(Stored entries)
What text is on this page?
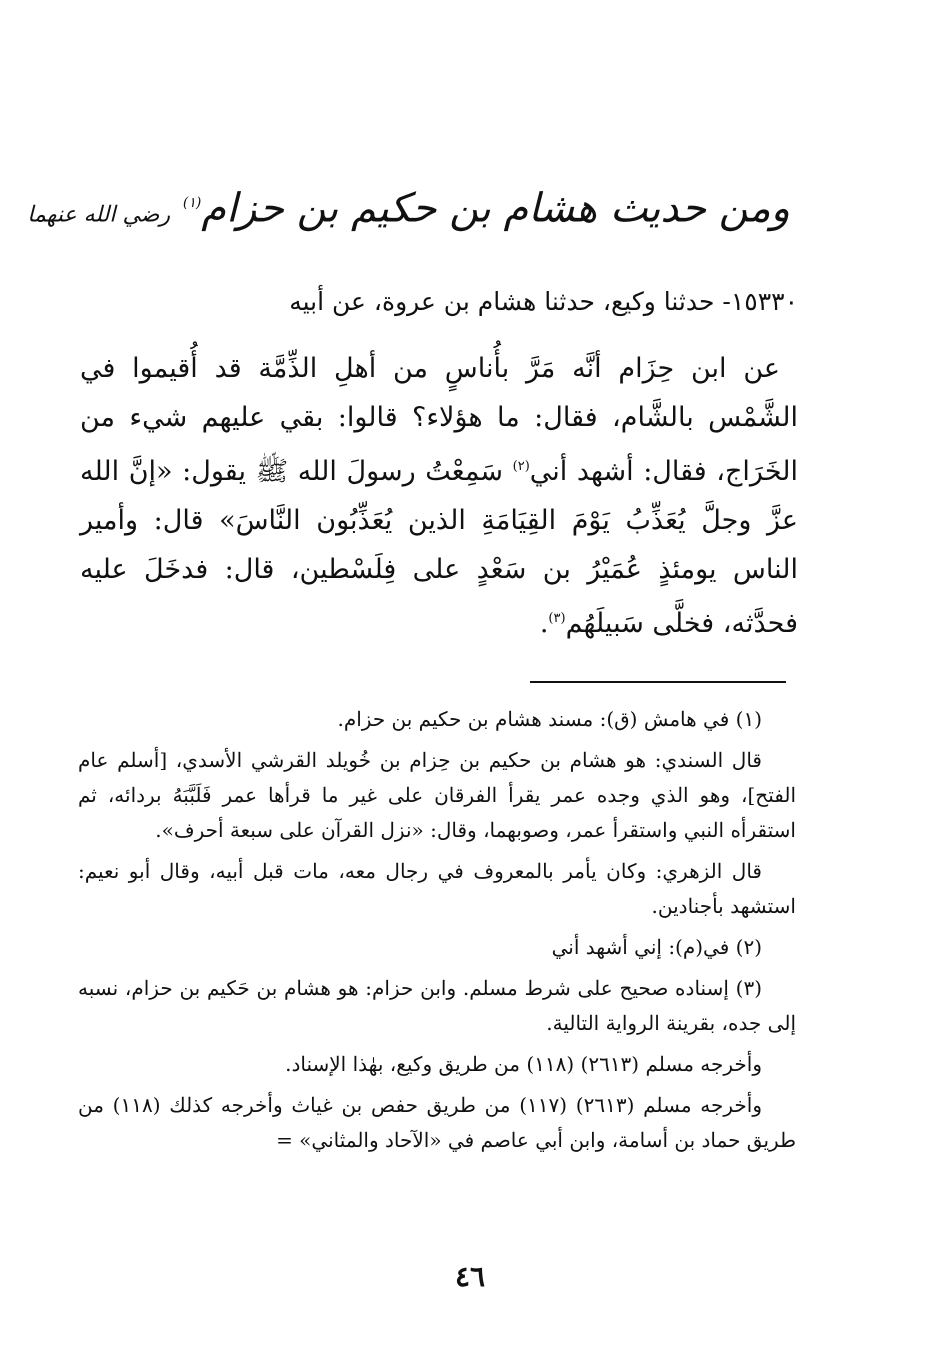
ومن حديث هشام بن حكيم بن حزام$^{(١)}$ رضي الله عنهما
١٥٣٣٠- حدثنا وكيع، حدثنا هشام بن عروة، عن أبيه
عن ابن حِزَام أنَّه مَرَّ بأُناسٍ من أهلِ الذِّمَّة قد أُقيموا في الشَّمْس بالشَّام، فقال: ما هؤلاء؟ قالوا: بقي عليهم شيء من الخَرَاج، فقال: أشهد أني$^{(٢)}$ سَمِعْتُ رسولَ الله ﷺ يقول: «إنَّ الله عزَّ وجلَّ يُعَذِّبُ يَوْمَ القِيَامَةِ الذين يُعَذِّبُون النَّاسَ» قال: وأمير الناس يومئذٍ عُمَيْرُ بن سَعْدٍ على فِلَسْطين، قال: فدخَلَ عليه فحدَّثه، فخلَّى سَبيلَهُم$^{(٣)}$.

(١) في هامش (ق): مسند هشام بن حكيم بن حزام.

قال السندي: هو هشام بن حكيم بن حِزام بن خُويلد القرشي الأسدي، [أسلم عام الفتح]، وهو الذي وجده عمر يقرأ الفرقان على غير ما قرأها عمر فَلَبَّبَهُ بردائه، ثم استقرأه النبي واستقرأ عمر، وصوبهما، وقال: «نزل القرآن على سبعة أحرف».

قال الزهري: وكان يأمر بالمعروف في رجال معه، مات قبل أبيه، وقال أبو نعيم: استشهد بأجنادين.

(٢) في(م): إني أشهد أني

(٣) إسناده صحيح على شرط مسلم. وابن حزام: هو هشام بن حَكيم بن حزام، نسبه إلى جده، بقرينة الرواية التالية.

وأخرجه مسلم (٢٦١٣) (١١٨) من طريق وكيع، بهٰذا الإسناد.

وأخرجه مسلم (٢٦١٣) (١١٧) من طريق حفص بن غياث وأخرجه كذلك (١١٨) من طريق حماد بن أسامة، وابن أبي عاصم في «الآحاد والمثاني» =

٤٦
--
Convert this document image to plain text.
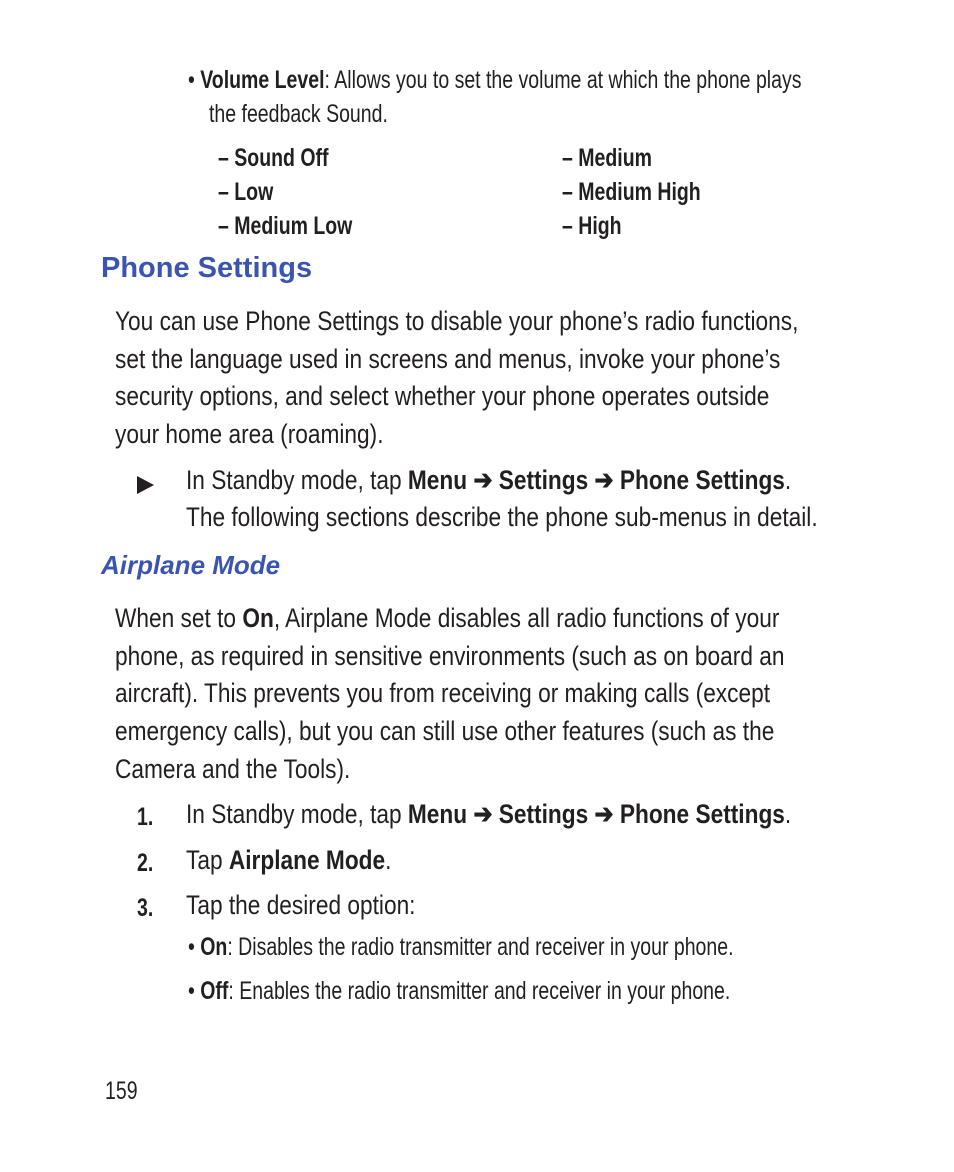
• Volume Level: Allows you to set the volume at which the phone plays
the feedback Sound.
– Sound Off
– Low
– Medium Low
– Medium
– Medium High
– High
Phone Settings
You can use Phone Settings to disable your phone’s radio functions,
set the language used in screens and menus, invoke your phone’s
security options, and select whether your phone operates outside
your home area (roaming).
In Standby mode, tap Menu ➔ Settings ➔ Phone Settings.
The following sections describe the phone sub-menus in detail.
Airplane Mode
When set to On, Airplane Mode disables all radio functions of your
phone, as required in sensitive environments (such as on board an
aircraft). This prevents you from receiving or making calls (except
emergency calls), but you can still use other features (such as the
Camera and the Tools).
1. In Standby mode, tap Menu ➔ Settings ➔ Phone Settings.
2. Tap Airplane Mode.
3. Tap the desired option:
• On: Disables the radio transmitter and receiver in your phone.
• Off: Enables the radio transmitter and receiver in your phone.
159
---
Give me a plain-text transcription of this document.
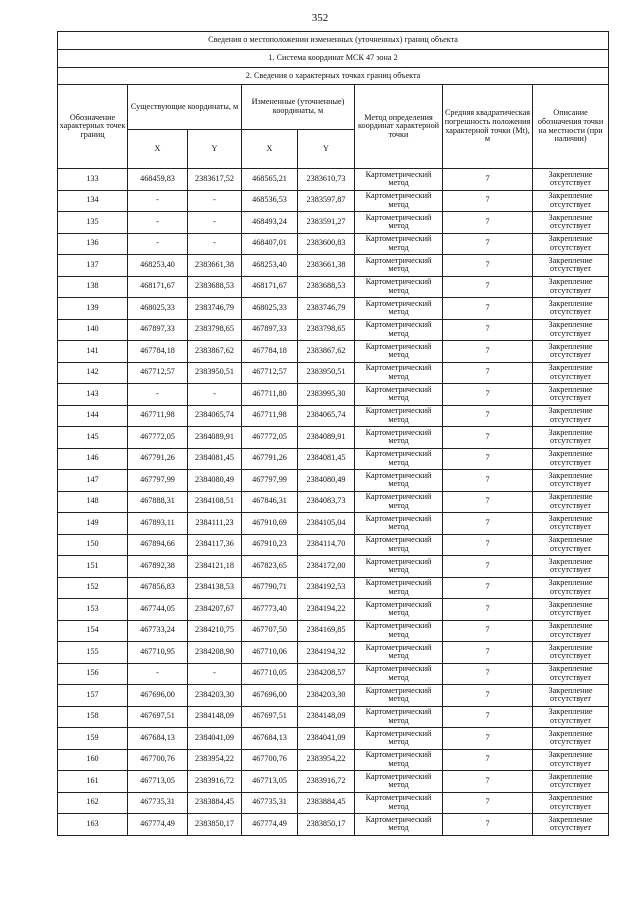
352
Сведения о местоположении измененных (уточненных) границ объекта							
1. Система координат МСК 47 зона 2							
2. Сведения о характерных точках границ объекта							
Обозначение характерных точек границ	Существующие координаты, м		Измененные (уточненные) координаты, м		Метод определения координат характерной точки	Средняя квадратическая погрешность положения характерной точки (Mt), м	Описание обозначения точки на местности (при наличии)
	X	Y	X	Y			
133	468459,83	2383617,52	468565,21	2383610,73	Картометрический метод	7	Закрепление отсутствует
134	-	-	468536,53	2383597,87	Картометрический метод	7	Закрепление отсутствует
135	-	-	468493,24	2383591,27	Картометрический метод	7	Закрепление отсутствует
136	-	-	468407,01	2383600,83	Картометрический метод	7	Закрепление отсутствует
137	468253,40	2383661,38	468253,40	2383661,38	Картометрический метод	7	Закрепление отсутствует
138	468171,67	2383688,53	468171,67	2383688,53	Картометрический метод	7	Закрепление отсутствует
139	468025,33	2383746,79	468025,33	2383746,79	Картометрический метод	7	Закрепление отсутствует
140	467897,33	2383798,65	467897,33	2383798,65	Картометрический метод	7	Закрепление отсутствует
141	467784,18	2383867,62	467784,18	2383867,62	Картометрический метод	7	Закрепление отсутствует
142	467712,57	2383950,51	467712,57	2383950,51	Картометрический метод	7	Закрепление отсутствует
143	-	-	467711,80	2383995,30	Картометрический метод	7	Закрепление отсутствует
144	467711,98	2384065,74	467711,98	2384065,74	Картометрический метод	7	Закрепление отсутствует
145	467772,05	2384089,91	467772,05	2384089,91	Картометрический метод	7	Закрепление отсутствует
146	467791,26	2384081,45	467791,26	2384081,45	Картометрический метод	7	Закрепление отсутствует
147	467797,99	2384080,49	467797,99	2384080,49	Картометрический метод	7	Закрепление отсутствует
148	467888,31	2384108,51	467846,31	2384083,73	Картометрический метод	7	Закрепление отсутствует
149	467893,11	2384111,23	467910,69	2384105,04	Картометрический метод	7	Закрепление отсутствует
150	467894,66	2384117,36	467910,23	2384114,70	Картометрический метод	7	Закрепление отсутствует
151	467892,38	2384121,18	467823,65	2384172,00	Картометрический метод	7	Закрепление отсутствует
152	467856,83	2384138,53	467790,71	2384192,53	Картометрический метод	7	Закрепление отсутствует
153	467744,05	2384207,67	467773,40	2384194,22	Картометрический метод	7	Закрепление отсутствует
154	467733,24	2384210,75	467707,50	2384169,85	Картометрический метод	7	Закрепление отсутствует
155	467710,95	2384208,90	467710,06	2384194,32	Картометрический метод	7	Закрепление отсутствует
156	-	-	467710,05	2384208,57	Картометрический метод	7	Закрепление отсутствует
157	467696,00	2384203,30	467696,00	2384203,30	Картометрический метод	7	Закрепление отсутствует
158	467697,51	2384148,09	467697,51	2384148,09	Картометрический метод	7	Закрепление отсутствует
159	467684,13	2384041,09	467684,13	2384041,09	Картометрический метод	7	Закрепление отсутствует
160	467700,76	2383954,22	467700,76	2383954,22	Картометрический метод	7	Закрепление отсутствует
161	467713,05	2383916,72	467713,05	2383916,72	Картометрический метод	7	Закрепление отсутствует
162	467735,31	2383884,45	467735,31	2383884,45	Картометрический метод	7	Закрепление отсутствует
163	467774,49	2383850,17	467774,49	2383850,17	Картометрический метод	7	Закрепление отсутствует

## Task brief
Provide the number of lines in the entries that include "координат", and no other text.

## Written response
2